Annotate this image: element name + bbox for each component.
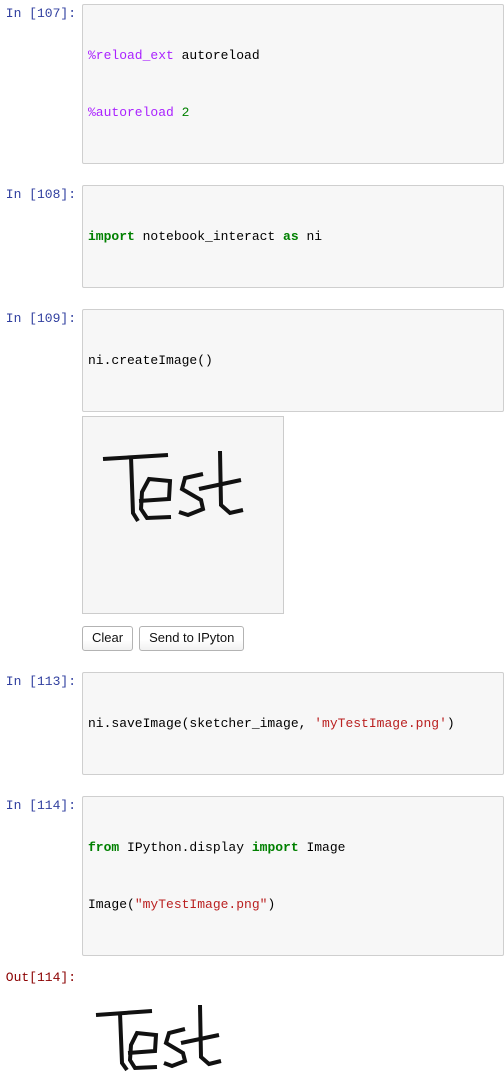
code-token: ni.saveImage(sketcher_image, [88,716,315,731]
sketch-canvas[interactable] [82,416,284,614]
code-line: Image("myTestImage.png") [88,895,499,914]
send-to-ipython-button[interactable]: Send to IPyton [139,626,245,651]
code-token: notebook_interact [134,229,284,244]
input-prompt-114[interactable]: In [114]: [0,796,82,815]
code-input-108[interactable]: import notebook_interact as ni [82,185,504,288]
code-token: 2 [181,105,190,120]
notebook-body: In [107]: %reload_ext autoreload %autore… [0,4,504,1072]
sketcher-widget-body: Clear Send to IPyton [82,412,504,651]
code-token: IPython.display [119,840,252,855]
code-input-109[interactable]: ni.createImage() [82,309,504,412]
code-token: %autoreload [88,105,174,120]
code-line: import notebook_interact as ni [88,227,499,246]
output-prompt-114[interactable]: Out[114]: [0,968,82,987]
image-output-row [0,987,504,1086]
prompt-spacer [0,412,82,651]
code-line: %reload_ext autoreload [88,46,499,65]
code-token: "myTestImage.png" [134,897,268,912]
code-token: autoreload [173,48,260,63]
code-token: import [251,840,299,855]
notebook-cell-114[interactable]: In [114]: from IPython.display import Im… [0,796,504,956]
cell-gap [0,288,504,309]
code-token: ) [446,716,455,731]
code-token: Image( [88,897,135,912]
cell-gap [0,956,504,968]
input-prompt-107[interactable]: In [107]: [0,4,82,23]
code-token: 'myTestImage.png' [314,716,447,731]
prompt-spacer [0,987,82,1086]
code-token: ) [267,897,276,912]
input-prompt-113[interactable]: In [113]: [0,672,82,691]
result-image [95,1004,222,1072]
code-line: ni.saveImage(sketcher_image, 'myTestImag… [88,714,499,733]
clear-button[interactable]: Clear [82,626,134,651]
notebook-cell-107[interactable]: In [107]: %reload_ext autoreload %autore… [0,4,504,164]
code-line: from IPython.display import Image [88,838,499,857]
code-token: from [88,840,120,855]
code-token: ni [298,229,323,244]
code-token: %reload_ext [88,48,174,63]
cell-gap [0,775,504,796]
notebook-cell-113[interactable]: In [113]: ni.saveImage(sketcher_image, '… [0,672,504,775]
cell-gap [0,651,504,672]
input-prompt-109[interactable]: In [109]: [0,309,82,328]
code-input-114[interactable]: from IPython.display import Image Image(… [82,796,504,956]
code-input-113[interactable]: ni.saveImage(sketcher_image, 'myTestImag… [82,672,504,775]
code-line: ni.createImage() [88,351,499,370]
input-prompt-108[interactable]: In [108]: [0,185,82,204]
cell-gap [0,164,504,185]
sketcher-button-row: Clear Send to IPyton [82,626,504,651]
sketch-canvas-drawing [102,450,244,523]
code-input-107[interactable]: %reload_ext autoreload %autoreload 2 [82,4,504,164]
code-token: Image [298,840,346,855]
notebook-output-114: Out[114]: [0,968,504,987]
notebook-cell-109[interactable]: In [109]: ni.createImage() [0,309,504,412]
notebook-cell-108[interactable]: In [108]: import notebook_interact as ni [0,185,504,288]
code-token: import [88,229,135,244]
code-token: ni.createImage() [88,353,213,368]
code-token: as [283,229,299,244]
image-output-body [82,987,504,1086]
sketcher-widget-output: Clear Send to IPyton [0,412,504,651]
code-line: %autoreload 2 [88,103,499,122]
------------------------
Can you render every line of the records above as a numbered list, skipping any blank lines and leaving the pictures out?

1. Annotate this image: element name + bbox for each component.
2. code-token: ni.saveImage(sketcher_image, [88,716,315,731]
3. sketch-canvas[interactable] [82,416,284,614]
4. code-line: Image("myTestImage.png") [88,895,499,914]
5. send-to-ipython-button[interactable]: Send to IPyton [139,626,245,651]
6. code-token: notebook_interact [134,229,284,244]
7. input-prompt-114[interactable]: In [114]: [0,796,82,815]
8. code-input-108[interactable]: import notebook_interact as ni [82,185,504,288]
9. code-token: 2 [181,105,190,120]
10. notebook-body: In [107]: %reload_ext autoreload %autore… [0,4,504,1072]
11. sketcher-widget-body: Clear Send to IPyton [82,412,504,651]
12. code-token: IPython.display [119,840,252,855]
13. code-input-109[interactable]: ni.createImage() [82,309,504,412]
14. code-token: %autoreload [88,105,174,120]
15. code-line: import notebook_interact as ni [88,227,499,246]
16. output-prompt-114[interactable]: Out[114]: [0,968,82,987]
17. image-output-row [0,987,504,1086]
18. prompt-spacer [0,412,82,651]
19. code-line: %reload_ext autoreload [88,46,499,65]
20. code-token: "myTestImage.png" [134,897,268,912]
21. code-token: autoreload [173,48,260,63]
22. code-token: import [251,840,299,855]
23. notebook-cell-114[interactable]: In [114]: from IPython.display import Im… [0,796,504,956]
24. cell-gap [0,288,504,309]
25. code-token: ) [446,716,455,731]
26. code-token: Image( [88,897,135,912]
27. cell-gap [0,956,504,968]
28. input-prompt-107[interactable]: In [107]: [0,4,82,23]
29. code-token: 'myTestImage.png' [314,716,447,731]
30. prompt-spacer [0,987,82,1086]
31. code-token: ) [267,897,276,912]
32. input-prompt-113[interactable]: In [113]: [0,672,82,691]
33. result-image [95,1004,222,1072]
34. code-line: ni.saveImage(sketcher_image, 'myTestImag… [88,714,499,733]
35. clear-button[interactable]: Clear [82,626,134,651]
36. notebook-cell-107[interactable]: In [107]: %reload_ext autoreload %autore… [0,4,504,164]
37. code-line: from IPython.display import Image [88,838,499,857]
38. code-token: from [88,840,120,855]
39. code-token: ni [298,229,323,244]
40. code-token: %reload_ext [88,48,174,63]
41. cell-gap [0,775,504,796]
42. notebook-cell-113[interactable]: In [113]: ni.saveImage(sketcher_image, '… [0,672,504,775]
43. cell-gap [0,651,504,672]
44. input-prompt-109[interactable]: In [109]: [0,309,82,328]
45. code-input-114[interactable]: from IPython.display import Image Image(… [82,796,504,956]
46. code-input-113[interactable]: ni.saveImage(sketcher_image, 'myTestImag… [82,672,504,775]
47. code-line: ni.createImage() [88,351,499,370]
48. input-prompt-108[interactable]: In [108]: [0,185,82,204]
49. cell-gap [0,164,504,185]
50. sketcher-button-row: Clear Send to IPyton [82,626,504,651]
51. sketch-canvas-drawing [102,450,244,523]
52. code-input-107[interactable]: %reload_ext autoreload %autoreload 2 [82,4,504,164]
53. code-token: Image [298,840,346,855]
54. notebook-output-114: Out[114]: [0,968,504,987]
55. notebook-cell-109[interactable]: In [109]: ni.createImage() [0,309,504,412]
56. notebook-cell-108[interactable]: In [108]: import notebook_interact as ni [0,185,504,288]
57. code-token: import [88,229,135,244]
58. code-token: ni.createImage() [88,353,213,368]
59. code-token: as [283,229,299,244]
60. image-output-body [82,987,504,1086]
61. sketcher-widget-output: Clear Send to IPyton [0,412,504,651]
62. code-line: %autoreload 2 [88,103,499,122]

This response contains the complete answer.